• [Short problem]: The records below must be duplicated exactly, character for character.

──────────

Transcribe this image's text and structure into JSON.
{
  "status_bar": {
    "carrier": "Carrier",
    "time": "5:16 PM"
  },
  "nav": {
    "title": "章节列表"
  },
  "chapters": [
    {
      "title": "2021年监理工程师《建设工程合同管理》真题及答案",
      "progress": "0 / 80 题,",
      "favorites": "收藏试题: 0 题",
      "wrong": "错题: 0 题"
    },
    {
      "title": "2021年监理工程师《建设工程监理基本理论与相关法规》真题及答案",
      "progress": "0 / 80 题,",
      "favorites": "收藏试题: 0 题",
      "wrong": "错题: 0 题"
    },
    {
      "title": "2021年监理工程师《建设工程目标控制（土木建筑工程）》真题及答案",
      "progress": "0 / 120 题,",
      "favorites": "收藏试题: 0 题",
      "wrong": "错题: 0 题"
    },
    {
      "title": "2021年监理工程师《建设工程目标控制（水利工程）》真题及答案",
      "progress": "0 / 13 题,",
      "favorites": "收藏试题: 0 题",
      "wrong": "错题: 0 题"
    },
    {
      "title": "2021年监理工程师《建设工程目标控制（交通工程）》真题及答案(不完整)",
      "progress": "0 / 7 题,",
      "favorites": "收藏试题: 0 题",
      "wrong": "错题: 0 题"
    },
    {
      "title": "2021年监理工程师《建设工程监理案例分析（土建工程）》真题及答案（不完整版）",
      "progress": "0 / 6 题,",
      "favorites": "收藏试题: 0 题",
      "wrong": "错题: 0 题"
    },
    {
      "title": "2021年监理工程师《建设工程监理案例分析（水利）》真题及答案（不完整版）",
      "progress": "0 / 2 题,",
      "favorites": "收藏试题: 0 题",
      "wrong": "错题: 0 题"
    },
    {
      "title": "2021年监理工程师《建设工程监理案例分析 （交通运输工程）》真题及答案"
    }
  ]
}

──────────

• [Solution to this task]:
Transcribe this image's text and structure into JSON.
{
  "status_bar": {
    "carrier": "Carrier",
    "time": "5:16 PM"
  },
  "nav": {
    "title": "章节列表"
  },
  "chapters": [
    {
      "title": "2021年监理工程师《建设工程合同管理》真题及答案",
      "progress": "0 / 80 题,",
      "favorites": "收藏试题: 0 题",
      "wrong": "错题: 0 题"
    },
    {
      "title": "2021年监理工程师《建设工程监理基本理论与相关法规》真题及答案",
      "progress": "0 / 80 题,",
      "favorites": "收藏试题: 0 题",
      "wrong": "错题: 0 题"
    },
    {
      "title": "2021年监理工程师《建设工程目标控制（土木建筑工程）》真题及答案",
      "progress": "0 / 120 题,",
      "favorites": "收藏试题: 0 题",
      "wrong": "错题: 0 题"
    },
    {
      "title": "2021年监理工程师《建设工程目标控制（水利工程）》真题及答案",
      "progress": "0 / 13 题,",
      "favorites": "收藏试题: 0 题",
      "wrong": "错题: 0 题"
    },
    {
      "title": "2021年监理工程师《建设工程目标控制（交通工程）》真题及答案(不完整)",
      "progress": "0 / 7 题,",
      "favorites": "收藏试题: 0 题",
      "wrong": "错题: 0 题"
    },
    {
      "title": "2021年监理工程师《建设工程监理案例分析（土建工程）》真题及答案（不完整版）",
      "progress": "0 / 6 题,",
      "favorites": "收藏试题: 0 题",
      "wrong": "错题: 0 题"
    },
    {
      "title": "2021年监理工程师《建设工程监理案例分析（水利）》真题及答案（不完整版）",
      "progress": "0 / 2 题,",
      "favorites": "收藏试题: 0 题",
      "wrong": "错题: 0 题"
    },
    {
      "title": "2021年监理工程师《建设工程监理案例分析 （交通运输工程）》真题及答案"
    }
  ]
}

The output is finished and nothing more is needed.